Reproduce all the entries exactly.

Excerpt from a dataset
((

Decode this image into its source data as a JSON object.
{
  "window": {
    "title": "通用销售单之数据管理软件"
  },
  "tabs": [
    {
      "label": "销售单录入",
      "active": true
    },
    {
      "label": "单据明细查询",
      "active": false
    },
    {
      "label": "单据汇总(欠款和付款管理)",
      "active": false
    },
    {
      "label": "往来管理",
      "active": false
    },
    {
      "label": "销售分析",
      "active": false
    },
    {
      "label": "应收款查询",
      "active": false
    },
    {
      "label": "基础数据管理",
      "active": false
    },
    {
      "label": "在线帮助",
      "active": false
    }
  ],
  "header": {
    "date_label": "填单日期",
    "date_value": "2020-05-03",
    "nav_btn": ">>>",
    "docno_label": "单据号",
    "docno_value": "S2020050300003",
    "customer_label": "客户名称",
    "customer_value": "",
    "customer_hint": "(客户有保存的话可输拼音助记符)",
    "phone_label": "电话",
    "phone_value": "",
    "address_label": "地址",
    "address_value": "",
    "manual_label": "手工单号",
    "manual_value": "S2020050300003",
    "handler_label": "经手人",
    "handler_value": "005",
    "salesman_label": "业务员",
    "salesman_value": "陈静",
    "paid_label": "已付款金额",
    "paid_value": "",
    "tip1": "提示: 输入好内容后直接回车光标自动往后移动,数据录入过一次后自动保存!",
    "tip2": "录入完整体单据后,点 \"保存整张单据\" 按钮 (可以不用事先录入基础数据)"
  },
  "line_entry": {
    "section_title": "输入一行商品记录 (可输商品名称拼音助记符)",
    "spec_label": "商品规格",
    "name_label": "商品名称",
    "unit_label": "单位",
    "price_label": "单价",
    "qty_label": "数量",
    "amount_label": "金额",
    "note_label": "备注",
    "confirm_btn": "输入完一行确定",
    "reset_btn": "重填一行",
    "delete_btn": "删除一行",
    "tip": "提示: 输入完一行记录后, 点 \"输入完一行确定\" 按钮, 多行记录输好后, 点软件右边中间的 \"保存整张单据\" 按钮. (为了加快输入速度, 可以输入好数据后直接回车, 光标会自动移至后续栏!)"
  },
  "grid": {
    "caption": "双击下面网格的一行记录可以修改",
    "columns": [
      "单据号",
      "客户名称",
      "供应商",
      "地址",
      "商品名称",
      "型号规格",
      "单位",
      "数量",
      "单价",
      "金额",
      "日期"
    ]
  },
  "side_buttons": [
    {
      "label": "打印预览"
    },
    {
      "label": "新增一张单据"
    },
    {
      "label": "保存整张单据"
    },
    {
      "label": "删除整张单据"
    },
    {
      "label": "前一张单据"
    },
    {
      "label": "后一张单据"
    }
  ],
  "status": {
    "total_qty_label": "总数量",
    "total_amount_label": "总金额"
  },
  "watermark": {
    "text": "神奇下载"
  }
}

))

> _Written answer_
Decode this image into its source data as a JSON object.
{
  "window": {
    "title": "通用销售单之数据管理软件"
  },
  "tabs": [
    {
      "label": "销售单录入",
      "active": true
    },
    {
      "label": "单据明细查询",
      "active": false
    },
    {
      "label": "单据汇总(欠款和付款管理)",
      "active": false
    },
    {
      "label": "往来管理",
      "active": false
    },
    {
      "label": "销售分析",
      "active": false
    },
    {
      "label": "应收款查询",
      "active": false
    },
    {
      "label": "基础数据管理",
      "active": false
    },
    {
      "label": "在线帮助",
      "active": false
    }
  ],
  "header": {
    "date_label": "填单日期",
    "date_value": "2020-05-03",
    "nav_btn": ">>>",
    "docno_label": "单据号",
    "docno_value": "S2020050300003",
    "customer_label": "客户名称",
    "customer_value": "",
    "customer_hint": "(客户有保存的话可输拼音助记符)",
    "phone_label": "电话",
    "phone_value": "",
    "address_label": "地址",
    "address_value": "",
    "manual_label": "手工单号",
    "manual_value": "S2020050300003",
    "handler_label": "经手人",
    "handler_value": "005",
    "salesman_label": "业务员",
    "salesman_value": "陈静",
    "paid_label": "已付款金额",
    "paid_value": "",
    "tip1": "提示: 输入好内容后直接回车光标自动往后移动,数据录入过一次后自动保存!",
    "tip2": "录入完整体单据后,点 \"保存整张单据\" 按钮 (可以不用事先录入基础数据)"
  },
  "line_entry": {
    "section_title": "输入一行商品记录 (可输商品名称拼音助记符)",
    "spec_label": "商品规格",
    "name_label": "商品名称",
    "unit_label": "单位",
    "price_label": "单价",
    "qty_label": "数量",
    "amount_label": "金额",
    "note_label": "备注",
    "confirm_btn": "输入完一行确定",
    "reset_btn": "重填一行",
    "delete_btn": "删除一行",
    "tip": "提示: 输入完一行记录后, 点 \"输入完一行确定\" 按钮, 多行记录输好后, 点软件右边中间的 \"保存整张单据\" 按钮. (为了加快输入速度, 可以输入好数据后直接回车, 光标会自动移至后续栏!)"
  },
  "grid": {
    "caption": "双击下面网格的一行记录可以修改",
    "columns": [
      "单据号",
      "客户名称",
      "供应商",
      "地址",
      "商品名称",
      "型号规格",
      "单位",
      "数量",
      "单价",
      "金额",
      "日期"
    ]
  },
  "side_buttons": [
    {
      "label": "打印预览"
    },
    {
      "label": "新增一张单据"
    },
    {
      "label": "保存整张单据"
    },
    {
      "label": "删除整张单据"
    },
    {
      "label": "前一张单据"
    },
    {
      "label": "后一张单据"
    }
  ],
  "status": {
    "total_qty_label": "总数量",
    "total_amount_label": "总金额"
  },
  "watermark": {
    "text": "神奇下载"
  }
}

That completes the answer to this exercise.